• [EXERCISE DETAILS]: Read through the records below and copy each line that uses the word "ufsoft".
^^^^
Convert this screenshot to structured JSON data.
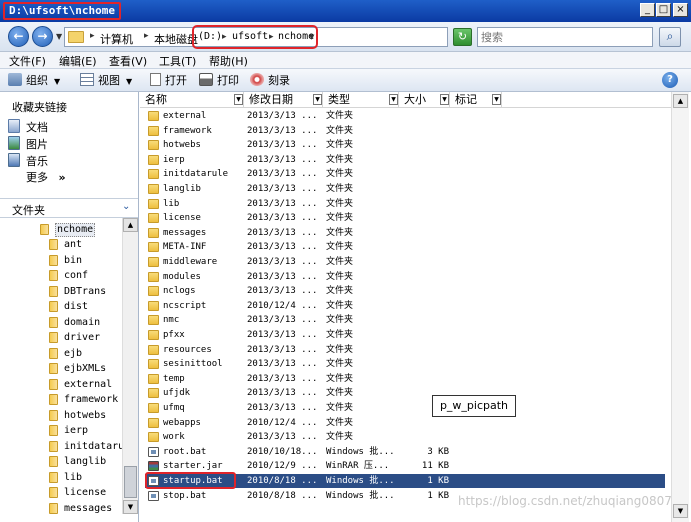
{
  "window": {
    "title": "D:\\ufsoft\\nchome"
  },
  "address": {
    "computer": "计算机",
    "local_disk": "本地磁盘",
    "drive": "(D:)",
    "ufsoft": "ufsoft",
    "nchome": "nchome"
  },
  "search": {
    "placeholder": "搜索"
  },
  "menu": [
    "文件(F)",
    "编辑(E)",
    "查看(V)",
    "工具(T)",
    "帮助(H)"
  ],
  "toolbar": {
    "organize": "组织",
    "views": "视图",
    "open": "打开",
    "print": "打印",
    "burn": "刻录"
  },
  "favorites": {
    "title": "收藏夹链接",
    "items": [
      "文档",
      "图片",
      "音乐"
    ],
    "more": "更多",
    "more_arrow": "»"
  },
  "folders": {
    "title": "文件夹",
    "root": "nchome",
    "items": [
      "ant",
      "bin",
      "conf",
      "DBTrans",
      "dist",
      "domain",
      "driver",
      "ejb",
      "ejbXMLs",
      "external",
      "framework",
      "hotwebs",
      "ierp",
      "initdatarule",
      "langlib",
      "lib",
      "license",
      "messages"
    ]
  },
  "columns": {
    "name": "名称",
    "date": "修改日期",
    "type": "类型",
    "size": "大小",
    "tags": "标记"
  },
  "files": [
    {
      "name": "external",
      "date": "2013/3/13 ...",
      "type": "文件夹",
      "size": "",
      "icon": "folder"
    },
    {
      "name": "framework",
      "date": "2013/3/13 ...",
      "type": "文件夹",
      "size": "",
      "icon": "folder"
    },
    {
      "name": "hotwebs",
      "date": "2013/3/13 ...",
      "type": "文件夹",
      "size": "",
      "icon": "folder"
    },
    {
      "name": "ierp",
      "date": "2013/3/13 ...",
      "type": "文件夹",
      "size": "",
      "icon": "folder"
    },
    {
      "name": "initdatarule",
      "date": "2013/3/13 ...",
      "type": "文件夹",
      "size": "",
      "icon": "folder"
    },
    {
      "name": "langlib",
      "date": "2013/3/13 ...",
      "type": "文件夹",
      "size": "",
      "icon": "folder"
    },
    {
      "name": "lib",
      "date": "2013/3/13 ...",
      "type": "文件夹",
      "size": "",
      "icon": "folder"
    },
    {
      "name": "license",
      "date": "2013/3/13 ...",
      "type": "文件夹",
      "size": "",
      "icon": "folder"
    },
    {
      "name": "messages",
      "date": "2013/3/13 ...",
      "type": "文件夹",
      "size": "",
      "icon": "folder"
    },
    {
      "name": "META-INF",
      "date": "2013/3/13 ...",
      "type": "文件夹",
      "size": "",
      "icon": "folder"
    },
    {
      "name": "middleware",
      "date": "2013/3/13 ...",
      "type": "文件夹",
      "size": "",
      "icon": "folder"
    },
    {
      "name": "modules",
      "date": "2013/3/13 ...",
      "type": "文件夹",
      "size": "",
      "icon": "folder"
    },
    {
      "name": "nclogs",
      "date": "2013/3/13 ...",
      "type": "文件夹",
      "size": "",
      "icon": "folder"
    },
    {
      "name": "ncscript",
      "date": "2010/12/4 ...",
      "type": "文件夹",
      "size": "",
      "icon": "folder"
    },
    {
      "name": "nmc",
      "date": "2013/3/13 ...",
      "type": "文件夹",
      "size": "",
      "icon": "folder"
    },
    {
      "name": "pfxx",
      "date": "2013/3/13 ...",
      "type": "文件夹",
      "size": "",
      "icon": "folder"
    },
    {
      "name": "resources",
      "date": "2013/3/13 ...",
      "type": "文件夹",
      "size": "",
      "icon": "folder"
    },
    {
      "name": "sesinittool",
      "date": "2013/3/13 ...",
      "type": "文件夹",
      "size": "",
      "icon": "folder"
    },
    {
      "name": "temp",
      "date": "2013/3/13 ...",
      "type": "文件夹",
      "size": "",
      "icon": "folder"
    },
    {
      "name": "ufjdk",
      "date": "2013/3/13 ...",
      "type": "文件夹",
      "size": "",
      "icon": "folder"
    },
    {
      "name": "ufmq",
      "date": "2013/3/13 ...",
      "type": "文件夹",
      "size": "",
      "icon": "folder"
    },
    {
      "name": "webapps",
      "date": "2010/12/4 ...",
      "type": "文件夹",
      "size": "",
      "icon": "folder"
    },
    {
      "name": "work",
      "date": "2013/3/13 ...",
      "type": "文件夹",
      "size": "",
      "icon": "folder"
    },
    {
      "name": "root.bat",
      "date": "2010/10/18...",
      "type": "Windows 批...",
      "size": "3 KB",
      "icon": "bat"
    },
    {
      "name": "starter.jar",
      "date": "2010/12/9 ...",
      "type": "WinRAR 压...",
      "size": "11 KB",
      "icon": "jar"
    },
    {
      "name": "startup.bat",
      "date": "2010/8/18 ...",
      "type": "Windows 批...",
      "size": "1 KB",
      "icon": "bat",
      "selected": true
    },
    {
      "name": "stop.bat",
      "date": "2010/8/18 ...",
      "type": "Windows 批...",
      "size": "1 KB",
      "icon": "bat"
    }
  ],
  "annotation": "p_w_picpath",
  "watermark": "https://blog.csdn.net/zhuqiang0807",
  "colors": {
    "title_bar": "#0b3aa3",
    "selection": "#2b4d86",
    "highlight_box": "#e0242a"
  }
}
^^^^
• [RESULT OF THE EXERCISE]:
    "title": "D:\\ufsoft\\nchome"
    "ufsoft": "ufsoft",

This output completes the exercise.